(YOUR GOAL)
Each entry below is to be written out exactly, and the pictures are to be left out.

--- start TASK DATA ---

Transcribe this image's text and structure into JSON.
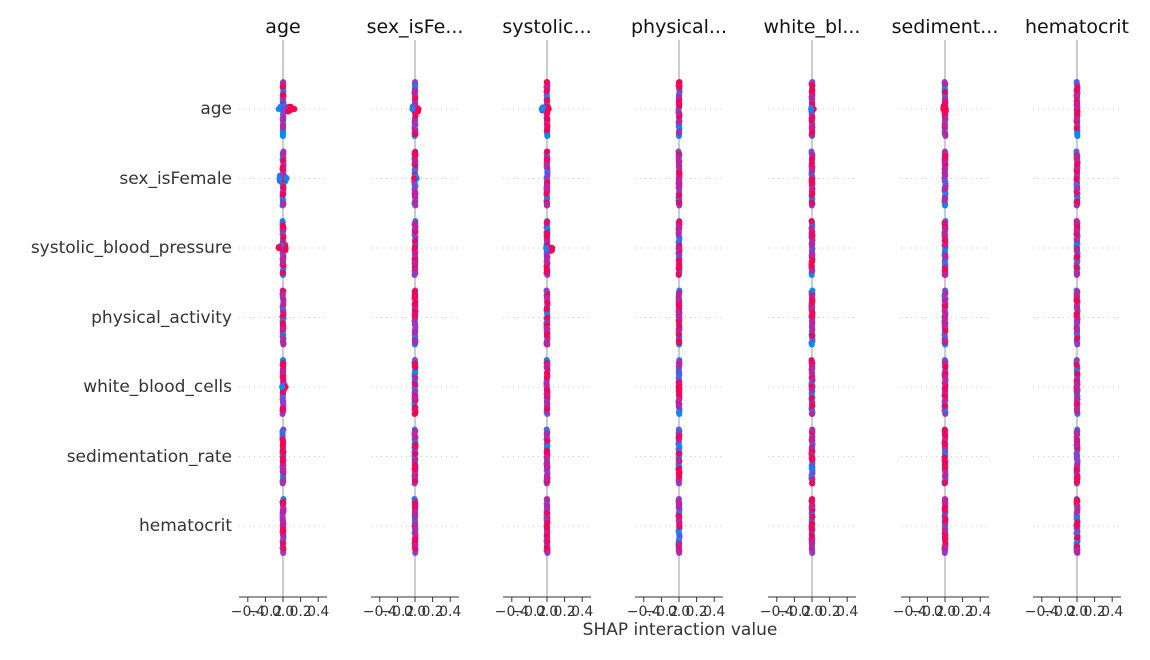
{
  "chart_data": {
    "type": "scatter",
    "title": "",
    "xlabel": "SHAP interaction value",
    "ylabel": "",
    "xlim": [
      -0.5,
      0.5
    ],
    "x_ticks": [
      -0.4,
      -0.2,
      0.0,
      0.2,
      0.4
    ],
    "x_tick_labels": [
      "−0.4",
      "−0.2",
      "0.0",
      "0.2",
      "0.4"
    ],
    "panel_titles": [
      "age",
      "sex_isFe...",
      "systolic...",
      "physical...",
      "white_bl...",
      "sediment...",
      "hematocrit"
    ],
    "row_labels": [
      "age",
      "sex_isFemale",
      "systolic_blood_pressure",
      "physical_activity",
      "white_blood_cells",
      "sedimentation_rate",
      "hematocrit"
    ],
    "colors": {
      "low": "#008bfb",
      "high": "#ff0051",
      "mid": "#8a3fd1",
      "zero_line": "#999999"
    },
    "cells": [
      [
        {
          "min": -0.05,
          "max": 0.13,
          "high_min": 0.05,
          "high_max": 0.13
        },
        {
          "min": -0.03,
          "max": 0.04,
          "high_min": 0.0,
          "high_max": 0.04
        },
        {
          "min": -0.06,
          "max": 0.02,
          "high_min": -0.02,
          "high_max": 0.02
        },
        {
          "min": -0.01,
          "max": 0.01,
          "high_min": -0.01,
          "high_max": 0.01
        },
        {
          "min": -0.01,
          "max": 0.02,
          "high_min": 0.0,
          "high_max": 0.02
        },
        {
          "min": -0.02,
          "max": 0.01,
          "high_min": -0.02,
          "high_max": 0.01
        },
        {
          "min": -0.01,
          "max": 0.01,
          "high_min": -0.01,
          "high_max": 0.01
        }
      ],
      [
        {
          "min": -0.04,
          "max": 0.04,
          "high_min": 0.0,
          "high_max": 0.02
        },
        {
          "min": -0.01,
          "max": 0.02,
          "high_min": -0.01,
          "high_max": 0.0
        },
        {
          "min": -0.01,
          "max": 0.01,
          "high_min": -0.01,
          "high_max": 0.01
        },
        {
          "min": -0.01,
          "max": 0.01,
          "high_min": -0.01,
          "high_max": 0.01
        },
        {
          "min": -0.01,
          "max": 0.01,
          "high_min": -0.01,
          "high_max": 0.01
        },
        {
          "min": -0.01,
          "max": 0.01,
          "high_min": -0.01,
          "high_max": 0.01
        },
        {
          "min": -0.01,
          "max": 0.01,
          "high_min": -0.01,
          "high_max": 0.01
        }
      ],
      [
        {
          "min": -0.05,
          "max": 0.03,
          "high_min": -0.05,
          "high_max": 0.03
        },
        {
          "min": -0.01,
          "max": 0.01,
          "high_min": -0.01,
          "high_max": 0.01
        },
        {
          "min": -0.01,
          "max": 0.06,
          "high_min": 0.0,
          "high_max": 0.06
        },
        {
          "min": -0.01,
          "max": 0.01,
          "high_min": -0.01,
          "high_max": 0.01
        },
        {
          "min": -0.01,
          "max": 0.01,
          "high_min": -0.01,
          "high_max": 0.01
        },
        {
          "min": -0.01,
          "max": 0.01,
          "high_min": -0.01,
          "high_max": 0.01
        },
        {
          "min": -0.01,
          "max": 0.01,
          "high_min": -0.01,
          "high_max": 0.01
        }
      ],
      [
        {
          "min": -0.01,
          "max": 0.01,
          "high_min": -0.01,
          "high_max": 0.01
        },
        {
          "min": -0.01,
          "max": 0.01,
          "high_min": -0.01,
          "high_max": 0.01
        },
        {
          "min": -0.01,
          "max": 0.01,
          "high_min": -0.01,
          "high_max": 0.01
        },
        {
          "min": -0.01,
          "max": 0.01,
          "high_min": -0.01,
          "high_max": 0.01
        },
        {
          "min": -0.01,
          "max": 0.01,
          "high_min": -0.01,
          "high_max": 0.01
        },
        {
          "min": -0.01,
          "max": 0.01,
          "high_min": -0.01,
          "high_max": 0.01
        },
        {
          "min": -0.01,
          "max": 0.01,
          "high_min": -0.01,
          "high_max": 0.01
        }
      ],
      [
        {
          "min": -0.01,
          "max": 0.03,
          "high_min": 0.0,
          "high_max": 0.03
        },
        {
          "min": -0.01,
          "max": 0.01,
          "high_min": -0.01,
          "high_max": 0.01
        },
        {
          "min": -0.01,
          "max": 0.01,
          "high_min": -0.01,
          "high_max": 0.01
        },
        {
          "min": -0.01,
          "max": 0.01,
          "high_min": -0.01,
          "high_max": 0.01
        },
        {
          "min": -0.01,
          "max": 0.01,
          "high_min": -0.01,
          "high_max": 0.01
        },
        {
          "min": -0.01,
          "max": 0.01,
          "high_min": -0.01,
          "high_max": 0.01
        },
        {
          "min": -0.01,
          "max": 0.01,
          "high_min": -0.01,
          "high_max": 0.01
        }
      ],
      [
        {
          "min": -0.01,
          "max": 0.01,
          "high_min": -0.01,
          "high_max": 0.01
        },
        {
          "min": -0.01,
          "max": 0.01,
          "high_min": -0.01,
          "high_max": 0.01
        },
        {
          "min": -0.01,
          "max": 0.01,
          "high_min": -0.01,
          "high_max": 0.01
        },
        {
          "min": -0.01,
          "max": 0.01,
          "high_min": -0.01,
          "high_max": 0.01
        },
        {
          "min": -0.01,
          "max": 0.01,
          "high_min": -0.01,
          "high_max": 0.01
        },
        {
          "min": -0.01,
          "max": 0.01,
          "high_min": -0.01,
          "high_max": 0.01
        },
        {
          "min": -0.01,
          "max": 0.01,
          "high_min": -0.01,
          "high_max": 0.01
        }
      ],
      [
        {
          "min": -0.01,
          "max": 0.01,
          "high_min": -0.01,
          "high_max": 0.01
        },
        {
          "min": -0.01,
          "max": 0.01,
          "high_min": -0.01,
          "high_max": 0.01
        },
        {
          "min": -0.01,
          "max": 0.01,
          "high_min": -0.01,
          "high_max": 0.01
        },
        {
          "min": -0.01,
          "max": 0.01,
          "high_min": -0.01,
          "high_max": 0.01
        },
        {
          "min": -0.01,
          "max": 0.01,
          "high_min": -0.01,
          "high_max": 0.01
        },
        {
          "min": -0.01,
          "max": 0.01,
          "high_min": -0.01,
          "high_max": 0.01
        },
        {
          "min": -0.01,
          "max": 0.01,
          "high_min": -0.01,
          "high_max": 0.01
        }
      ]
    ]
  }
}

--- end TASK DATA ---

(RESULT FOR THIS TASK)
Transcribe this image's text and structure into JSON.
{
  "chart_data": {
    "type": "scatter",
    "title": "",
    "xlabel": "SHAP interaction value",
    "ylabel": "",
    "xlim": [
      -0.5,
      0.5
    ],
    "x_ticks": [
      -0.4,
      -0.2,
      0.0,
      0.2,
      0.4
    ],
    "x_tick_labels": [
      "−0.4",
      "−0.2",
      "0.0",
      "0.2",
      "0.4"
    ],
    "panel_titles": [
      "age",
      "sex_isFe...",
      "systolic...",
      "physical...",
      "white_bl...",
      "sediment...",
      "hematocrit"
    ],
    "row_labels": [
      "age",
      "sex_isFemale",
      "systolic_blood_pressure",
      "physical_activity",
      "white_blood_cells",
      "sedimentation_rate",
      "hematocrit"
    ],
    "colors": {
      "low": "#008bfb",
      "high": "#ff0051",
      "mid": "#8a3fd1",
      "zero_line": "#999999"
    },
    "cells": [
      [
        {
          "min": -0.05,
          "max": 0.13,
          "high_min": 0.05,
          "high_max": 0.13
        },
        {
          "min": -0.03,
          "max": 0.04,
          "high_min": 0.0,
          "high_max": 0.04
        },
        {
          "min": -0.06,
          "max": 0.02,
          "high_min": -0.02,
          "high_max": 0.02
        },
        {
          "min": -0.01,
          "max": 0.01,
          "high_min": -0.01,
          "high_max": 0.01
        },
        {
          "min": -0.01,
          "max": 0.02,
          "high_min": 0.0,
          "high_max": 0.02
        },
        {
          "min": -0.02,
          "max": 0.01,
          "high_min": -0.02,
          "high_max": 0.01
        },
        {
          "min": -0.01,
          "max": 0.01,
          "high_min": -0.01,
          "high_max": 0.01
        }
      ],
      [
        {
          "min": -0.04,
          "max": 0.04,
          "high_min": 0.0,
          "high_max": 0.02
        },
        {
          "min": -0.01,
          "max": 0.02,
          "high_min": -0.01,
          "high_max": 0.0
        },
        {
          "min": -0.01,
          "max": 0.01,
          "high_min": -0.01,
          "high_max": 0.01
        },
        {
          "min": -0.01,
          "max": 0.01,
          "high_min": -0.01,
          "high_max": 0.01
        },
        {
          "min": -0.01,
          "max": 0.01,
          "high_min": -0.01,
          "high_max": 0.01
        },
        {
          "min": -0.01,
          "max": 0.01,
          "high_min": -0.01,
          "high_max": 0.01
        },
        {
          "min": -0.01,
          "max": 0.01,
          "high_min": -0.01,
          "high_max": 0.01
        }
      ],
      [
        {
          "min": -0.05,
          "max": 0.03,
          "high_min": -0.05,
          "high_max": 0.03
        },
        {
          "min": -0.01,
          "max": 0.01,
          "high_min": -0.01,
          "high_max": 0.01
        },
        {
          "min": -0.01,
          "max": 0.06,
          "high_min": 0.0,
          "high_max": 0.06
        },
        {
          "min": -0.01,
          "max": 0.01,
          "high_min": -0.01,
          "high_max": 0.01
        },
        {
          "min": -0.01,
          "max": 0.01,
          "high_min": -0.01,
          "high_max": 0.01
        },
        {
          "min": -0.01,
          "max": 0.01,
          "high_min": -0.01,
          "high_max": 0.01
        },
        {
          "min": -0.01,
          "max": 0.01,
          "high_min": -0.01,
          "high_max": 0.01
        }
      ],
      [
        {
          "min": -0.01,
          "max": 0.01,
          "high_min": -0.01,
          "high_max": 0.01
        },
        {
          "min": -0.01,
          "max": 0.01,
          "high_min": -0.01,
          "high_max": 0.01
        },
        {
          "min": -0.01,
          "max": 0.01,
          "high_min": -0.01,
          "high_max": 0.01
        },
        {
          "min": -0.01,
          "max": 0.01,
          "high_min": -0.01,
          "high_max": 0.01
        },
        {
          "min": -0.01,
          "max": 0.01,
          "high_min": -0.01,
          "high_max": 0.01
        },
        {
          "min": -0.01,
          "max": 0.01,
          "high_min": -0.01,
          "high_max": 0.01
        },
        {
          "min": -0.01,
          "max": 0.01,
          "high_min": -0.01,
          "high_max": 0.01
        }
      ],
      [
        {
          "min": -0.01,
          "max": 0.03,
          "high_min": 0.0,
          "high_max": 0.03
        },
        {
          "min": -0.01,
          "max": 0.01,
          "high_min": -0.01,
          "high_max": 0.01
        },
        {
          "min": -0.01,
          "max": 0.01,
          "high_min": -0.01,
          "high_max": 0.01
        },
        {
          "min": -0.01,
          "max": 0.01,
          "high_min": -0.01,
          "high_max": 0.01
        },
        {
          "min": -0.01,
          "max": 0.01,
          "high_min": -0.01,
          "high_max": 0.01
        },
        {
          "min": -0.01,
          "max": 0.01,
          "high_min": -0.01,
          "high_max": 0.01
        },
        {
          "min": -0.01,
          "max": 0.01,
          "high_min": -0.01,
          "high_max": 0.01
        }
      ],
      [
        {
          "min": -0.01,
          "max": 0.01,
          "high_min": -0.01,
          "high_max": 0.01
        },
        {
          "min": -0.01,
          "max": 0.01,
          "high_min": -0.01,
          "high_max": 0.01
        },
        {
          "min": -0.01,
          "max": 0.01,
          "high_min": -0.01,
          "high_max": 0.01
        },
        {
          "min": -0.01,
          "max": 0.01,
          "high_min": -0.01,
          "high_max": 0.01
        },
        {
          "min": -0.01,
          "max": 0.01,
          "high_min": -0.01,
          "high_max": 0.01
        },
        {
          "min": -0.01,
          "max": 0.01,
          "high_min": -0.01,
          "high_max": 0.01
        },
        {
          "min": -0.01,
          "max": 0.01,
          "high_min": -0.01,
          "high_max": 0.01
        }
      ],
      [
        {
          "min": -0.01,
          "max": 0.01,
          "high_min": -0.01,
          "high_max": 0.01
        },
        {
          "min": -0.01,
          "max": 0.01,
          "high_min": -0.01,
          "high_max": 0.01
        },
        {
          "min": -0.01,
          "max": 0.01,
          "high_min": -0.01,
          "high_max": 0.01
        },
        {
          "min": -0.01,
          "max": 0.01,
          "high_min": -0.01,
          "high_max": 0.01
        },
        {
          "min": -0.01,
          "max": 0.01,
          "high_min": -0.01,
          "high_max": 0.01
        },
        {
          "min": -0.01,
          "max": 0.01,
          "high_min": -0.01,
          "high_max": 0.01
        },
        {
          "min": -0.01,
          "max": 0.01,
          "high_min": -0.01,
          "high_max": 0.01
        }
      ]
    ]
  }
}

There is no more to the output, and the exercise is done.